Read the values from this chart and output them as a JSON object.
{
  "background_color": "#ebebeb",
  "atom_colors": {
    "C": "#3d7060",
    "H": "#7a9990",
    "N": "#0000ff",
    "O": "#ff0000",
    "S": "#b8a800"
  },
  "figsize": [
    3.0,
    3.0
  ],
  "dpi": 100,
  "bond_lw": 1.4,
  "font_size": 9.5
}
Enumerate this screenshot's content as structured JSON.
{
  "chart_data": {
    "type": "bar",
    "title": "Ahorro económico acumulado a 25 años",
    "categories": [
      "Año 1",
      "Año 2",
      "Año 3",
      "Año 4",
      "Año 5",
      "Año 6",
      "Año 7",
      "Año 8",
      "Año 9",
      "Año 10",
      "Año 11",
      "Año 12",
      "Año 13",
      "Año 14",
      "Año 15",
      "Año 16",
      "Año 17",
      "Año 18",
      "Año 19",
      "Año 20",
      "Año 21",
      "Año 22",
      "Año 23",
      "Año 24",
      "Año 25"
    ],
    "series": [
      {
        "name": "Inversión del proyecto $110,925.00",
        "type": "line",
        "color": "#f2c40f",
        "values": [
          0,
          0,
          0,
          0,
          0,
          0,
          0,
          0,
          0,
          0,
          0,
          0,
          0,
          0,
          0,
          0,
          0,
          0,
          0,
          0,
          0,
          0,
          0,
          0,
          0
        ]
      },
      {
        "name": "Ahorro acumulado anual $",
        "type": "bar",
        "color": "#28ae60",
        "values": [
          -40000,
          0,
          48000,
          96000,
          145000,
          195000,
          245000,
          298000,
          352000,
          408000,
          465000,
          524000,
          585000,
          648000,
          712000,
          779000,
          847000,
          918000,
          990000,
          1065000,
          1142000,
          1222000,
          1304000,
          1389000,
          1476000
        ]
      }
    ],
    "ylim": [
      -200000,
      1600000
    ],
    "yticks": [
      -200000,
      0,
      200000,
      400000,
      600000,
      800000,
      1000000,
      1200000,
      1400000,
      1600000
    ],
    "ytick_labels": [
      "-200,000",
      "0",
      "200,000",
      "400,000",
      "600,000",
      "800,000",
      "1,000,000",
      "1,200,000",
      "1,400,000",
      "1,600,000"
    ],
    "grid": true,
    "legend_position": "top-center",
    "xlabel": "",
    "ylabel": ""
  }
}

- - -

== Do this ==
Find the lines containing "name" and list every one of them.

== Response to the task ==
        "name": "Inversión del proyecto $110,925.00",
        "name": "Ahorro acumulado anual $",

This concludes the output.